** Begin MATERIALS PROVIDED **

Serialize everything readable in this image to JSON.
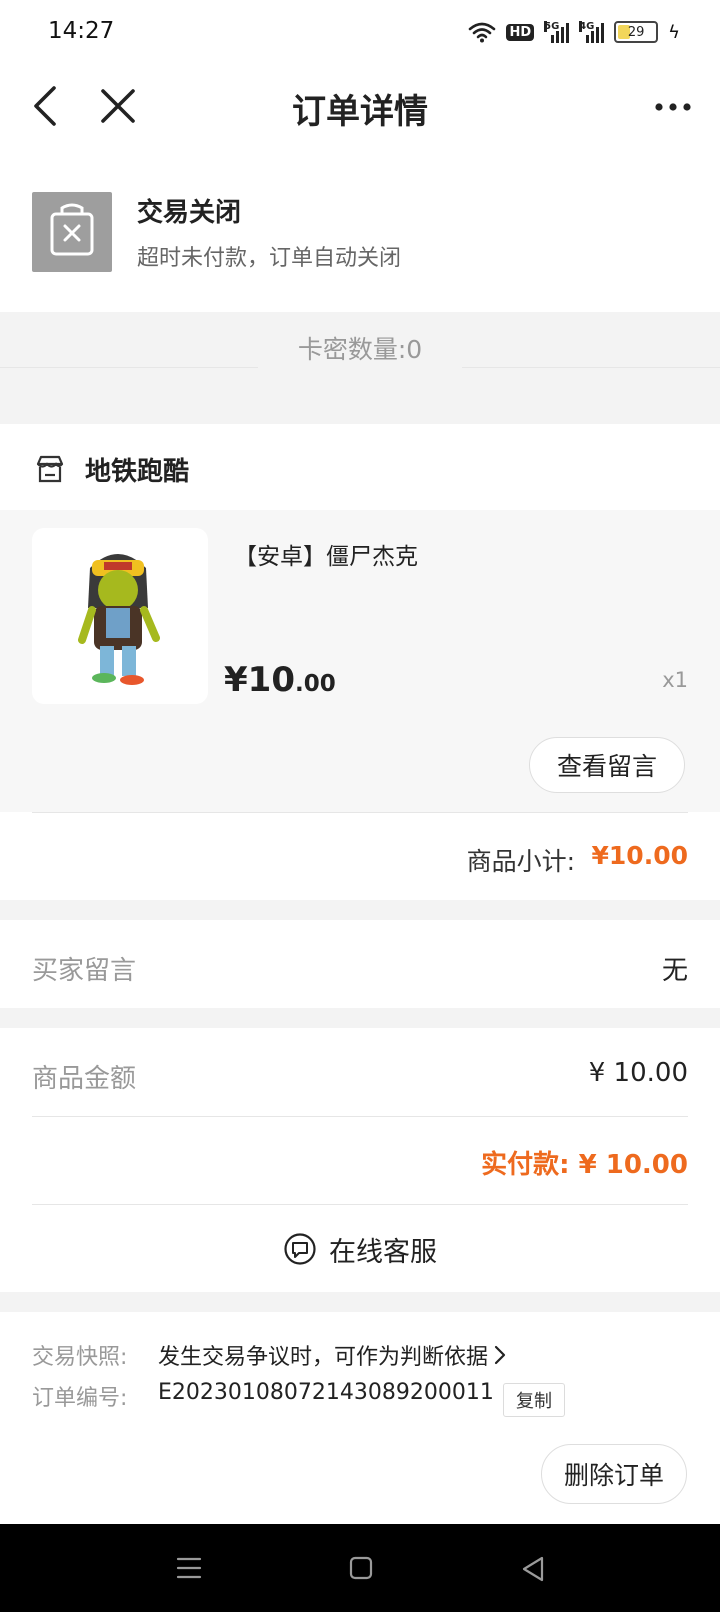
{
  "status_bar": {
    "time": "14:27",
    "wifi_icon": "wifi-icon",
    "hd_badge": "HD",
    "signal1_label": "5G",
    "signal2_label": "4G",
    "battery_level": "29",
    "charging_icon": "bolt-icon"
  },
  "nav": {
    "title": "订单详情",
    "back_icon": "chevron-left-icon",
    "close_icon": "close-icon",
    "more_icon": "more-dots-icon"
  },
  "order_status": {
    "title": "交易关闭",
    "subtitle": "超时未付款，订单自动关闭",
    "icon": "closed-bag-icon"
  },
  "card_count": "卡密数量:0",
  "shop": {
    "name": "地铁跑酷",
    "icon": "store-icon"
  },
  "product": {
    "name": "【安卓】僵尸杰克",
    "price_int": "¥10",
    "price_dec": ".00",
    "quantity": "x1",
    "view_message_button": "查看留言",
    "image_icon": "zombie-jake-figure"
  },
  "subtotal": {
    "label": "商品小计:",
    "value": "¥10.00"
  },
  "buyer_message": {
    "label": "买家留言",
    "value": "无"
  },
  "amounts": {
    "goods_label": "商品金额",
    "goods_value": "¥ 10.00",
    "paid_label": "实付款: ¥ 10.00"
  },
  "customer_service": {
    "label": "在线客服",
    "icon": "chat-bubble-icon"
  },
  "info": {
    "snapshot_label": "交易快照:",
    "snapshot_value": "发生交易争议时，可作为判断依据",
    "order_no_label": "订单编号:",
    "order_no_value": "E20230108072143089200011",
    "copy_button": "复制"
  },
  "actions": {
    "delete_button": "删除订单"
  },
  "colors": {
    "accent": "#ee6a1e",
    "muted": "#999999",
    "background": "#f3f3f3"
  },
  "system_nav": {
    "menu_icon": "menu-icon",
    "home_icon": "home-square-icon",
    "back_icon": "triangle-back-icon"
  }
}
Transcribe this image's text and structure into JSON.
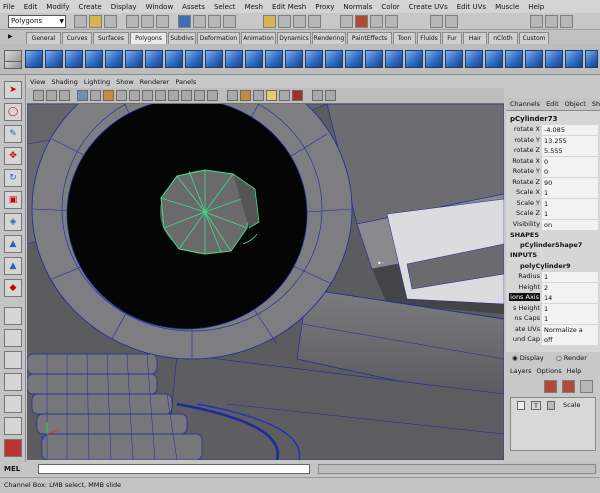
{
  "menubar": [
    "File",
    "Edit",
    "Modify",
    "Create",
    "Display",
    "Window",
    "Assets",
    "Select",
    "Mesh",
    "Edit Mesh",
    "Proxy",
    "Normals",
    "Color",
    "Create UVs",
    "Edit UVs",
    "Muscle",
    "Help"
  ],
  "status": {
    "mode": "Polygons"
  },
  "shelf_tabs": [
    "General",
    "Curves",
    "Surfaces",
    "Polygons",
    "Subdivs",
    "Deformation",
    "Animation",
    "Dynamics",
    "Rendering",
    "PaintEffects",
    "Toon",
    "Fluids",
    "Fur",
    "Hair",
    "nCloth",
    "Custom"
  ],
  "shelf_active_tab": "Polygons",
  "panel_menu": [
    "View",
    "Shading",
    "Lighting",
    "Show",
    "Renderer",
    "Panels"
  ],
  "channel_box": {
    "menu": [
      "Channels",
      "Edit",
      "Object",
      "Sh"
    ],
    "object": "pCylinder73",
    "attributes": [
      {
        "name": "rotate X",
        "value": "-4.085"
      },
      {
        "name": "rotate Y",
        "value": "13.255"
      },
      {
        "name": "rotate Z",
        "value": "5.555"
      },
      {
        "name": "Rotate X",
        "value": "0"
      },
      {
        "name": "Rotate Y",
        "value": "0"
      },
      {
        "name": "Rotate Z",
        "value": "90"
      },
      {
        "name": "Scale X",
        "value": "1"
      },
      {
        "name": "Scale Y",
        "value": "1"
      },
      {
        "name": "Scale Z",
        "value": "1"
      },
      {
        "name": "Visibility",
        "value": "on"
      }
    ],
    "shapes_label": "SHAPES",
    "shape_node": "pCylinderShape7",
    "inputs_label": "INPUTS",
    "input_node": "polyCylinder9",
    "input_attributes": [
      {
        "name": "Radius",
        "value": "1"
      },
      {
        "name": "Height",
        "value": "2"
      },
      {
        "name": "ions Axis",
        "value": "14"
      },
      {
        "name": "s Height",
        "value": "1"
      },
      {
        "name": "ns Caps",
        "value": "1"
      },
      {
        "name": "ate UVs",
        "value": "Normalize a"
      },
      {
        "name": "und Cap",
        "value": "off"
      }
    ]
  },
  "display_row": {
    "display": "Display",
    "render": "Render"
  },
  "layer_menu": [
    "Layers",
    "Options",
    "Help"
  ],
  "layer_row": {
    "t": "T",
    "name": "Scale"
  },
  "bottom": {
    "mel_label": "MEL",
    "help": "Channel Box: LMB select, MMB slide"
  },
  "colors": {
    "wireframe_selected": "#3ee08a",
    "wireframe": "#1d2a9a",
    "mesh": "#6b6b70"
  }
}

** End MATERIALS PROVIDED **

## [STATED PROBLEM]
Your task is to reproduce all of the material exactly. The pictures stay out.

## [WRITTEN ANSWER]
Serialize everything readable in this image to JSON.
{
  "status_bar": {
    "time": "14:27",
    "wifi_icon": "wifi-icon",
    "hd_badge": "HD",
    "signal1_label": "5G",
    "signal2_label": "4G",
    "battery_level": "29",
    "charging_icon": "bolt-icon"
  },
  "nav": {
    "title": "订单详情",
    "back_icon": "chevron-left-icon",
    "close_icon": "close-icon",
    "more_icon": "more-dots-icon"
  },
  "order_status": {
    "title": "交易关闭",
    "subtitle": "超时未付款，订单自动关闭",
    "icon": "closed-bag-icon"
  },
  "card_count": "卡密数量:0",
  "shop": {
    "name": "地铁跑酷",
    "icon": "store-icon"
  },
  "product": {
    "name": "【安卓】僵尸杰克",
    "price_int": "¥10",
    "price_dec": ".00",
    "quantity": "x1",
    "view_message_button": "查看留言",
    "image_icon": "zombie-jake-figure"
  },
  "subtotal": {
    "label": "商品小计:",
    "value": "¥10.00"
  },
  "buyer_message": {
    "label": "买家留言",
    "value": "无"
  },
  "amounts": {
    "goods_label": "商品金额",
    "goods_value": "¥ 10.00",
    "paid_label": "实付款: ¥ 10.00"
  },
  "customer_service": {
    "label": "在线客服",
    "icon": "chat-bubble-icon"
  },
  "info": {
    "snapshot_label": "交易快照:",
    "snapshot_value": "发生交易争议时，可作为判断依据",
    "order_no_label": "订单编号:",
    "order_no_value": "E20230108072143089200011",
    "copy_button": "复制"
  },
  "actions": {
    "delete_button": "删除订单"
  },
  "colors": {
    "accent": "#ee6a1e",
    "muted": "#999999",
    "background": "#f3f3f3"
  },
  "system_nav": {
    "menu_icon": "menu-icon",
    "home_icon": "home-square-icon",
    "back_icon": "triangle-back-icon"
  }
}
Transcribe this image's text and structure into JSON.
{
  "menubar": [
    "File",
    "Edit",
    "Modify",
    "Create",
    "Display",
    "Window",
    "Assets",
    "Select",
    "Mesh",
    "Edit Mesh",
    "Proxy",
    "Normals",
    "Color",
    "Create UVs",
    "Edit UVs",
    "Muscle",
    "Help"
  ],
  "status": {
    "mode": "Polygons"
  },
  "shelf_tabs": [
    "General",
    "Curves",
    "Surfaces",
    "Polygons",
    "Subdivs",
    "Deformation",
    "Animation",
    "Dynamics",
    "Rendering",
    "PaintEffects",
    "Toon",
    "Fluids",
    "Fur",
    "Hair",
    "nCloth",
    "Custom"
  ],
  "shelf_active_tab": "Polygons",
  "panel_menu": [
    "View",
    "Shading",
    "Lighting",
    "Show",
    "Renderer",
    "Panels"
  ],
  "channel_box": {
    "menu": [
      "Channels",
      "Edit",
      "Object",
      "Sh"
    ],
    "object": "pCylinder73",
    "attributes": [
      {
        "name": "rotate X",
        "value": "-4.085"
      },
      {
        "name": "rotate Y",
        "value": "13.255"
      },
      {
        "name": "rotate Z",
        "value": "5.555"
      },
      {
        "name": "Rotate X",
        "value": "0"
      },
      {
        "name": "Rotate Y",
        "value": "0"
      },
      {
        "name": "Rotate Z",
        "value": "90"
      },
      {
        "name": "Scale X",
        "value": "1"
      },
      {
        "name": "Scale Y",
        "value": "1"
      },
      {
        "name": "Scale Z",
        "value": "1"
      },
      {
        "name": "Visibility",
        "value": "on"
      }
    ],
    "shapes_label": "SHAPES",
    "shape_node": "pCylinderShape7",
    "inputs_label": "INPUTS",
    "input_node": "polyCylinder9",
    "input_attributes": [
      {
        "name": "Radius",
        "value": "1"
      },
      {
        "name": "Height",
        "value": "2"
      },
      {
        "name": "ions Axis",
        "value": "14"
      },
      {
        "name": "s Height",
        "value": "1"
      },
      {
        "name": "ns Caps",
        "value": "1"
      },
      {
        "name": "ate UVs",
        "value": "Normalize a"
      },
      {
        "name": "und Cap",
        "value": "off"
      }
    ]
  },
  "display_row": {
    "display": "Display",
    "render": "Render"
  },
  "layer_menu": [
    "Layers",
    "Options",
    "Help"
  ],
  "layer_row": {
    "t": "T",
    "name": "Scale"
  },
  "bottom": {
    "mel_label": "MEL",
    "help": "Channel Box: LMB select, MMB slide"
  },
  "colors": {
    "wireframe_selected": "#3ee08a",
    "wireframe": "#1d2a9a",
    "mesh": "#6b6b70"
  }
}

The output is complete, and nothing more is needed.